* **What needs to be done**: Your task is to write out the complete listing exactly as it is shown.

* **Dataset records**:
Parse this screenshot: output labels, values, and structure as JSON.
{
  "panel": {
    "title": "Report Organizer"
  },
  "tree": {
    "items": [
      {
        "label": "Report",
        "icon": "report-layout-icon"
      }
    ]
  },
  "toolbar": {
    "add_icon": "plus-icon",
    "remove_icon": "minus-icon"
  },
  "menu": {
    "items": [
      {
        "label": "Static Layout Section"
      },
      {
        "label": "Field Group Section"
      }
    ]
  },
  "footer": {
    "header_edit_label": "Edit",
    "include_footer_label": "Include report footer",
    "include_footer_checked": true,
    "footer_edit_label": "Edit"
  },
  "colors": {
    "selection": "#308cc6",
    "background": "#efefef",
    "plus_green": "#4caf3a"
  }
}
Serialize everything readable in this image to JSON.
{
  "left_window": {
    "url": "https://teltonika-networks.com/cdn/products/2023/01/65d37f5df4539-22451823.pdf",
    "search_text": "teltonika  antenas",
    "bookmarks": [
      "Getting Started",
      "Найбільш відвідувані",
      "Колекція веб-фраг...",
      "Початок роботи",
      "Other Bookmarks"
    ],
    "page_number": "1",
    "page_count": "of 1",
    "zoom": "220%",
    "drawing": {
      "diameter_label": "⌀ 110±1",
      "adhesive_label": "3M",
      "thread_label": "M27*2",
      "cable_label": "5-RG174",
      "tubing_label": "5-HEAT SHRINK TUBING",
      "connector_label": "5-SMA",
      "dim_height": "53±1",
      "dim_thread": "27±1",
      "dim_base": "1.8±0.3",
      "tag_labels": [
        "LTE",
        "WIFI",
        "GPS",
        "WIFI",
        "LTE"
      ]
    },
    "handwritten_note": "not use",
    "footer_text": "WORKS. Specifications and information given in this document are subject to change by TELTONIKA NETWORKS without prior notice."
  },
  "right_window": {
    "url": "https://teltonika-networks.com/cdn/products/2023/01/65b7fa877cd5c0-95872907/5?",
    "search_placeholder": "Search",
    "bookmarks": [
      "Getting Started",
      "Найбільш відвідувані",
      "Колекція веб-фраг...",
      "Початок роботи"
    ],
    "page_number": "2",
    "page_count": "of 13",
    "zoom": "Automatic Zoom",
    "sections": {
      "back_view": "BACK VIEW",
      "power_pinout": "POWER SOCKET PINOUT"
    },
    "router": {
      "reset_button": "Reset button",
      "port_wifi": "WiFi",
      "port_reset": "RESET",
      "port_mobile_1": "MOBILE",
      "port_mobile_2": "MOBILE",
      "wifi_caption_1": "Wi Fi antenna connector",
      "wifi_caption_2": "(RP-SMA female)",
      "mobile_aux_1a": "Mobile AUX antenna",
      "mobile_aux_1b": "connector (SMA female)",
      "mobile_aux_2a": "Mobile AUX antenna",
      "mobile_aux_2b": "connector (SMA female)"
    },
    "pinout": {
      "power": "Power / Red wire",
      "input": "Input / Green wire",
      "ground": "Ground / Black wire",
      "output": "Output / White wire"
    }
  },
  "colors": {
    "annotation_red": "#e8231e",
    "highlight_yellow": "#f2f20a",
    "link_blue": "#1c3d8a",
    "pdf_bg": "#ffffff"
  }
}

* **Worked solution**:
Parse this screenshot: output labels, values, and structure as JSON.
{
  "panel": {
    "title": "Report Organizer"
  },
  "tree": {
    "items": [
      {
        "label": "Report",
        "icon": "report-layout-icon"
      }
    ]
  },
  "toolbar": {
    "add_icon": "plus-icon",
    "remove_icon": "minus-icon"
  },
  "menu": {
    "items": [
      {
        "label": "Static Layout Section"
      },
      {
        "label": "Field Group Section"
      }
    ]
  },
  "footer": {
    "header_edit_label": "Edit",
    "include_footer_label": "Include report footer",
    "include_footer_checked": true,
    "footer_edit_label": "Edit"
  },
  "colors": {
    "selection": "#308cc6",
    "background": "#efefef",
    "plus_green": "#4caf3a"
  }
}
Serialize everything readable in this image to JSON.
{
  "left_window": {
    "url": "https://teltonika-networks.com/cdn/products/2023/01/65d37f5df4539-22451823.pdf",
    "search_text": "teltonika  antenas",
    "bookmarks": [
      "Getting Started",
      "Найбільш відвідувані",
      "Колекція веб-фраг...",
      "Початок роботи",
      "Other Bookmarks"
    ],
    "page_number": "1",
    "page_count": "of 1",
    "zoom": "220%",
    "drawing": {
      "diameter_label": "⌀ 110±1",
      "adhesive_label": "3M",
      "thread_label": "M27*2",
      "cable_label": "5-RG174",
      "tubing_label": "5-HEAT SHRINK TUBING",
      "connector_label": "5-SMA",
      "dim_height": "53±1",
      "dim_thread": "27±1",
      "dim_base": "1.8±0.3",
      "tag_labels": [
        "LTE",
        "WIFI",
        "GPS",
        "WIFI",
        "LTE"
      ]
    },
    "handwritten_note": "not use",
    "footer_text": "WORKS. Specifications and information given in this document are subject to change by TELTONIKA NETWORKS without prior notice."
  },
  "right_window": {
    "url": "https://teltonika-networks.com/cdn/products/2023/01/65b7fa877cd5c0-95872907/5?",
    "search_placeholder": "Search",
    "bookmarks": [
      "Getting Started",
      "Найбільш відвідувані",
      "Колекція веб-фраг...",
      "Початок роботи"
    ],
    "page_number": "2",
    "page_count": "of 13",
    "zoom": "Automatic Zoom",
    "sections": {
      "back_view": "BACK VIEW",
      "power_pinout": "POWER SOCKET PINOUT"
    },
    "router": {
      "reset_button": "Reset button",
      "port_wifi": "WiFi",
      "port_reset": "RESET",
      "port_mobile_1": "MOBILE",
      "port_mobile_2": "MOBILE",
      "wifi_caption_1": "Wi Fi antenna connector",
      "wifi_caption_2": "(RP-SMA female)",
      "mobile_aux_1a": "Mobile AUX antenna",
      "mobile_aux_1b": "connector (SMA female)",
      "mobile_aux_2a": "Mobile AUX antenna",
      "mobile_aux_2b": "connector (SMA female)"
    },
    "pinout": {
      "power": "Power / Red wire",
      "input": "Input / Green wire",
      "ground": "Ground / Black wire",
      "output": "Output / White wire"
    }
  },
  "colors": {
    "annotation_red": "#e8231e",
    "highlight_yellow": "#f2f20a",
    "link_blue": "#1c3d8a",
    "pdf_bg": "#ffffff"
  }
}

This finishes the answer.